## Material for this task:
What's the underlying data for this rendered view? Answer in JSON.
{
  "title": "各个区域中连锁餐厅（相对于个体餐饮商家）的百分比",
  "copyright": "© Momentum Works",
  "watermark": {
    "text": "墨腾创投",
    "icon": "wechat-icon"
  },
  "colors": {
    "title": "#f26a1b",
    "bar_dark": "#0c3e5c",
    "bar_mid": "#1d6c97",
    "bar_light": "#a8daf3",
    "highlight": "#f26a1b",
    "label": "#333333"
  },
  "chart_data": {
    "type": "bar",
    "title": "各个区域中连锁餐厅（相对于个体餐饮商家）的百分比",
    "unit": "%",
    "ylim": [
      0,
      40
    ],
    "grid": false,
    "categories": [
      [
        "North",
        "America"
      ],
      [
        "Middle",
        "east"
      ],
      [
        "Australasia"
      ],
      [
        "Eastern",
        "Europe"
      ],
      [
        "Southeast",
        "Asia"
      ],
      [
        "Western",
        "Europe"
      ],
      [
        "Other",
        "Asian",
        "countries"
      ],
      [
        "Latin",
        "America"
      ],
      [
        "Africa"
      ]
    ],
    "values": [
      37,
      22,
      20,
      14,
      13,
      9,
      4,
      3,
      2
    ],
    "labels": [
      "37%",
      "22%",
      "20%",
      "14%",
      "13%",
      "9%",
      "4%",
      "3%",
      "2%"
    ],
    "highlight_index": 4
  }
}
--
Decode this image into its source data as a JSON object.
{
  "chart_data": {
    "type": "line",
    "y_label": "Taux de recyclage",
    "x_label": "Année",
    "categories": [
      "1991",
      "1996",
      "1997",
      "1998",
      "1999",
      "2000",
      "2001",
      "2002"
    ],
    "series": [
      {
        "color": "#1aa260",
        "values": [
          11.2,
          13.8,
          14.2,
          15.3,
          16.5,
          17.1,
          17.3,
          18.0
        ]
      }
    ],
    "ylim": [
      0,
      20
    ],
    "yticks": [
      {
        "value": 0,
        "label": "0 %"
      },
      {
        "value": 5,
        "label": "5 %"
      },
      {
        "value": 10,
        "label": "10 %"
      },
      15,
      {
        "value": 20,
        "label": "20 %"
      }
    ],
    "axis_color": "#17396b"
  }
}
...
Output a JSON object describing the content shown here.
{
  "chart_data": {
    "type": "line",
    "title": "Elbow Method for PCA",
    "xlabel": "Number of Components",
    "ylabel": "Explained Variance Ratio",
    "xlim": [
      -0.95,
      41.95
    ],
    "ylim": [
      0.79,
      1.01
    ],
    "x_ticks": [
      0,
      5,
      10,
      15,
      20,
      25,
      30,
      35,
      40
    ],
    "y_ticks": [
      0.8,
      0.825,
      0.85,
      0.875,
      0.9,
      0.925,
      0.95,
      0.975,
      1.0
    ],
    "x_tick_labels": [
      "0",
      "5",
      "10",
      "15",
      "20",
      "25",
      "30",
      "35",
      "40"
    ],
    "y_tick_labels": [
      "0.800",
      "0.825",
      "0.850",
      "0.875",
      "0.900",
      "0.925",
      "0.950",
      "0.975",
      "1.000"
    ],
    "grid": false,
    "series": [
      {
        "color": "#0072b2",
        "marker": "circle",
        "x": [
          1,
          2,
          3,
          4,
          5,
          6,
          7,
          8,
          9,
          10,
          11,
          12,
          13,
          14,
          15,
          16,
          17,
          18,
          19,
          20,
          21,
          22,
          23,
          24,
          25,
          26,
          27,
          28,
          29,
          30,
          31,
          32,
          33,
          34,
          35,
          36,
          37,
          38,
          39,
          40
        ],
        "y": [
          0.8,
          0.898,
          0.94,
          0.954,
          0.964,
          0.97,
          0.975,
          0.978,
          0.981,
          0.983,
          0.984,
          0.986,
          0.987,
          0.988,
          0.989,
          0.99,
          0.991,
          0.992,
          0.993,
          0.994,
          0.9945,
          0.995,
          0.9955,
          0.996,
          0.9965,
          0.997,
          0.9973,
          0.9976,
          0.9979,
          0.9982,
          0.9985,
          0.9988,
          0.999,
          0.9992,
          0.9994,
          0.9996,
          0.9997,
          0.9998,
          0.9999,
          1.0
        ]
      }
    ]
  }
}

## Your task:
Go through the records and pull out each line that includes the word "的百分比".

## The completed task:
  "title": "各个区域中连锁餐厅（相对于个体餐饮商家）的百分比",
    "title": "各个区域中连锁餐厅（相对于个体餐饮商家）的百分比",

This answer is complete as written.